> **WHAT IS REQUIRED**: Pull out each line of the records holding the string "satisfaction".

[Records]

- - - - - - -

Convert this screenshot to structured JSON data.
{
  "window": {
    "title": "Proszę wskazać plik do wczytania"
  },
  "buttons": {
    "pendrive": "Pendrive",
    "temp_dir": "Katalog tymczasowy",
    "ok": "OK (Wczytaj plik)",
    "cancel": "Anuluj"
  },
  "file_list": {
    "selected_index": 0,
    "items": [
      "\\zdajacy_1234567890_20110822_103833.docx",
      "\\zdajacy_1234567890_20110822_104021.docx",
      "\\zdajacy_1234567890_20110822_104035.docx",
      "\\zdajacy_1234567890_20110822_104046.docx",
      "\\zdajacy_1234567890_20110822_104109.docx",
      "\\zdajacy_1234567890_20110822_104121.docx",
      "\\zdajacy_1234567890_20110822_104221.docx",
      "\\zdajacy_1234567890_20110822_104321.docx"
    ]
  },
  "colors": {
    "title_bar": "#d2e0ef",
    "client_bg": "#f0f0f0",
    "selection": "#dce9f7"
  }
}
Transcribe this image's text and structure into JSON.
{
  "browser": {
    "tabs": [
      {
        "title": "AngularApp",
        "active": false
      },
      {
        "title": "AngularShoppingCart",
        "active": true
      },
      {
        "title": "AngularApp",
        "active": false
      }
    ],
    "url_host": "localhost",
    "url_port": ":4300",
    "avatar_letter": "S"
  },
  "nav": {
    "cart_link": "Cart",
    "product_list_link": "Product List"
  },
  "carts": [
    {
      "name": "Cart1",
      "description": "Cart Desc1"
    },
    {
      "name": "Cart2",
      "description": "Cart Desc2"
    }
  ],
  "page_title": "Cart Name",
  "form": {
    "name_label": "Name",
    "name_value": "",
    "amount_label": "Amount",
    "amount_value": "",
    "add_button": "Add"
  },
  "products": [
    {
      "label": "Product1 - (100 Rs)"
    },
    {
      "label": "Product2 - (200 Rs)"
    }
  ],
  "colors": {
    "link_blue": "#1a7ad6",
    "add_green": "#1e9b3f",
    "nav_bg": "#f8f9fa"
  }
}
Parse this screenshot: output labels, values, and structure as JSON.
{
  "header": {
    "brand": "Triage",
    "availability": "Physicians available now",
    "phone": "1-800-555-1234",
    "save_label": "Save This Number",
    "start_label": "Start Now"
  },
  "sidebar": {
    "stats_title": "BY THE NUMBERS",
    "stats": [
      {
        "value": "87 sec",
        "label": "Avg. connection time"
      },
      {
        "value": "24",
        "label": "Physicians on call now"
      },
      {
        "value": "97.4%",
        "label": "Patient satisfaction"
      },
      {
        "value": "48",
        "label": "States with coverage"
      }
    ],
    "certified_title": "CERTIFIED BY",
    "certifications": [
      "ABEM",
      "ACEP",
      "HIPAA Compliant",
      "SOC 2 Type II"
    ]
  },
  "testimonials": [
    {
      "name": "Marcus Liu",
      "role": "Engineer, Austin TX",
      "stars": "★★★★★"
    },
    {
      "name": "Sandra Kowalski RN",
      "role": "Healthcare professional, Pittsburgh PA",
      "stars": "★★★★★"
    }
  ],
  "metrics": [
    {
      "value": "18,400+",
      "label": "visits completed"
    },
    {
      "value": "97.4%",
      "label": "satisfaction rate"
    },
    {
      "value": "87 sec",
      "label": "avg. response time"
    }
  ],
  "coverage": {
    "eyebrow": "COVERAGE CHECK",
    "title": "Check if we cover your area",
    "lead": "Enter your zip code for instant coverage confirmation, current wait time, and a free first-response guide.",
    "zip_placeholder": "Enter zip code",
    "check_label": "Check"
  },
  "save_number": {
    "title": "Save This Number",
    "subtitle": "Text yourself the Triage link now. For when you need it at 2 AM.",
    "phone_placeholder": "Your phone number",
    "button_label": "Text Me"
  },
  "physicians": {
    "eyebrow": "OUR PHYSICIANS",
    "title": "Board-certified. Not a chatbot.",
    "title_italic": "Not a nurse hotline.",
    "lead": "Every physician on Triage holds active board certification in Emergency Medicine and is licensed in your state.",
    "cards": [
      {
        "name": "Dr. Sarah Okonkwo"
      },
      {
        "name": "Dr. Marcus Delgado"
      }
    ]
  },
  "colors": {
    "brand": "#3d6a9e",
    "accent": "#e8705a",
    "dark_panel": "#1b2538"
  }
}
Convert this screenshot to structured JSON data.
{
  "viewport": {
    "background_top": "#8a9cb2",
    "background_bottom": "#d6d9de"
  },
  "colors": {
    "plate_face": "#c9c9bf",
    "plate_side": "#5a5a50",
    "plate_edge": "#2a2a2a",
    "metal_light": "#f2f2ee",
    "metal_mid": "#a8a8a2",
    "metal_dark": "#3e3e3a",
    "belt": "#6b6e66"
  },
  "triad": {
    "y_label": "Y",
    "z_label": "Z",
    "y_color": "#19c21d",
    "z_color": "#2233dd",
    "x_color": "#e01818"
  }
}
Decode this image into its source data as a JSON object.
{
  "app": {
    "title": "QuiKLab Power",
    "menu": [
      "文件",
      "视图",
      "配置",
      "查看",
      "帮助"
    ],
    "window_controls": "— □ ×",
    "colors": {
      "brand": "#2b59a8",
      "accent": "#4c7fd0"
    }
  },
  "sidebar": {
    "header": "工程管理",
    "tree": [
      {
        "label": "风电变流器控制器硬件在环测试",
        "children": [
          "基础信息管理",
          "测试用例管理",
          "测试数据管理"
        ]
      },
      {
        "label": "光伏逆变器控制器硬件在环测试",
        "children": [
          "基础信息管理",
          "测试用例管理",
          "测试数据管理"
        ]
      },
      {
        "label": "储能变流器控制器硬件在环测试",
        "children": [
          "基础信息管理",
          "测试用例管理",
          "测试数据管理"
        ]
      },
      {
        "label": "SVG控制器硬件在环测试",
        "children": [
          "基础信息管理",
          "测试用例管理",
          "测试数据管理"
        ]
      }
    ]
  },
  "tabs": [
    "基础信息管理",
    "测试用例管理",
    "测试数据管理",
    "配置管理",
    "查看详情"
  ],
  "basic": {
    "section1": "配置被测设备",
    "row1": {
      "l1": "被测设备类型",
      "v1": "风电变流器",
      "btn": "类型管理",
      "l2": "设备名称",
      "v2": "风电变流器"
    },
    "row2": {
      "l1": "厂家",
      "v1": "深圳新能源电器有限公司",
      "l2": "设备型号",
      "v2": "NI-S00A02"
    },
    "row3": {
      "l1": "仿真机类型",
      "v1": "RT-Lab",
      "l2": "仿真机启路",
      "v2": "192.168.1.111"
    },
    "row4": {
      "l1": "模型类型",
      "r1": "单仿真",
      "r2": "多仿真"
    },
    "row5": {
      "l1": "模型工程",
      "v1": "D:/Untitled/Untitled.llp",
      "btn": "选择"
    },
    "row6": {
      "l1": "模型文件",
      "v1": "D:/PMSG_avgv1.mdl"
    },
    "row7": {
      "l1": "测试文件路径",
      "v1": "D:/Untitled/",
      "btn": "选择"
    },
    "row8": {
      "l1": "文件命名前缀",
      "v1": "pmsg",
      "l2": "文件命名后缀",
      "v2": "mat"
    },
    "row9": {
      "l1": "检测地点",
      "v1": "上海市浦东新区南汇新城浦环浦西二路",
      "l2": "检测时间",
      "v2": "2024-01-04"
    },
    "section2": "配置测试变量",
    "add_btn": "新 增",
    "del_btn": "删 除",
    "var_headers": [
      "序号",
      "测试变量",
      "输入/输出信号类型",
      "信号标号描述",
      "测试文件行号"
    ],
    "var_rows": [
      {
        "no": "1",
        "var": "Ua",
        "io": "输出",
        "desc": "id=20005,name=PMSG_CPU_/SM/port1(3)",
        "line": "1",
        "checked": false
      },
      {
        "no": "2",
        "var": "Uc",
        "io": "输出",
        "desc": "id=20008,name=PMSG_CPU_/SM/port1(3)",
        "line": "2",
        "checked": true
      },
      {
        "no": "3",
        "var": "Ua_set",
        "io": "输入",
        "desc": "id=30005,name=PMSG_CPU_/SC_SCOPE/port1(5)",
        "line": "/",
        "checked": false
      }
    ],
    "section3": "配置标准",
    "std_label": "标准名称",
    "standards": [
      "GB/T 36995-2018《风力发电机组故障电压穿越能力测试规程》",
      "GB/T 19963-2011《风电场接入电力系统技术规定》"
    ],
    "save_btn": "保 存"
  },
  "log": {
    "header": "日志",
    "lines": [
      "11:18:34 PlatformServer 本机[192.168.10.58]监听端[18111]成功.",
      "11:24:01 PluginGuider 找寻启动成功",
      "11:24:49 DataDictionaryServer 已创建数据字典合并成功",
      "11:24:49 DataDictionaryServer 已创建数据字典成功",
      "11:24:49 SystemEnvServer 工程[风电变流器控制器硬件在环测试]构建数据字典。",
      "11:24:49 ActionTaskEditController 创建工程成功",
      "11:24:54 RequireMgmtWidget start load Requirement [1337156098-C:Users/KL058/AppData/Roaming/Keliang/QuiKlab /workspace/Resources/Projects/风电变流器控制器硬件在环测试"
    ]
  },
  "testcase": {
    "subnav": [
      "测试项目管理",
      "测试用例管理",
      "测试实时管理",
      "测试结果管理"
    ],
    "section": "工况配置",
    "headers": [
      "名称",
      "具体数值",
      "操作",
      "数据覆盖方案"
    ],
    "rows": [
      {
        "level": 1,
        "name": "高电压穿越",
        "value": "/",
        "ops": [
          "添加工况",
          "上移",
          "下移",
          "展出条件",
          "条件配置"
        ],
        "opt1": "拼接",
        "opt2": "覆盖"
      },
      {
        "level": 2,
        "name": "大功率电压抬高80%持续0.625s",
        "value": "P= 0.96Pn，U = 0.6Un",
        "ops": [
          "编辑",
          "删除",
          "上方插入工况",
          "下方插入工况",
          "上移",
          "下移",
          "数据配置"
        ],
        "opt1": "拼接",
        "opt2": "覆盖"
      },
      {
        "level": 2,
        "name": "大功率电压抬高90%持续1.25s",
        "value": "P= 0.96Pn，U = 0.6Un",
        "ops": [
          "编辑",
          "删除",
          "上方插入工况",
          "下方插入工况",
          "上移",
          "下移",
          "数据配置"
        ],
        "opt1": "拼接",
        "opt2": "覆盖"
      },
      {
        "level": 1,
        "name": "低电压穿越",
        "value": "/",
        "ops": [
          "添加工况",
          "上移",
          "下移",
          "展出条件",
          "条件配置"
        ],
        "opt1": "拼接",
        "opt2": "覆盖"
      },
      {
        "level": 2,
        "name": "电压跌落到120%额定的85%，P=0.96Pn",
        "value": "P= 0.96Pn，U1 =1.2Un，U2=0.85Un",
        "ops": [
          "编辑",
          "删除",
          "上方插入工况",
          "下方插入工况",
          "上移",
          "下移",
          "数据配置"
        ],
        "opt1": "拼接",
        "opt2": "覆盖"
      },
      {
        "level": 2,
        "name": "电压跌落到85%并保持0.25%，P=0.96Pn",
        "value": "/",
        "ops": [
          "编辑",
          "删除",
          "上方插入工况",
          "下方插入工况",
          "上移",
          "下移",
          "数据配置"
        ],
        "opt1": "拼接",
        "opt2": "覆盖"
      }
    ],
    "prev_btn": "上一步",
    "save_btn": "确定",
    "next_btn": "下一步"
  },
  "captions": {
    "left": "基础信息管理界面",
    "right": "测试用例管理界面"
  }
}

- - - - - - -

> **ANSWER FOR THIS EXERCISE**:
        "label": "Patient satisfaction"
      "label": "satisfaction rate"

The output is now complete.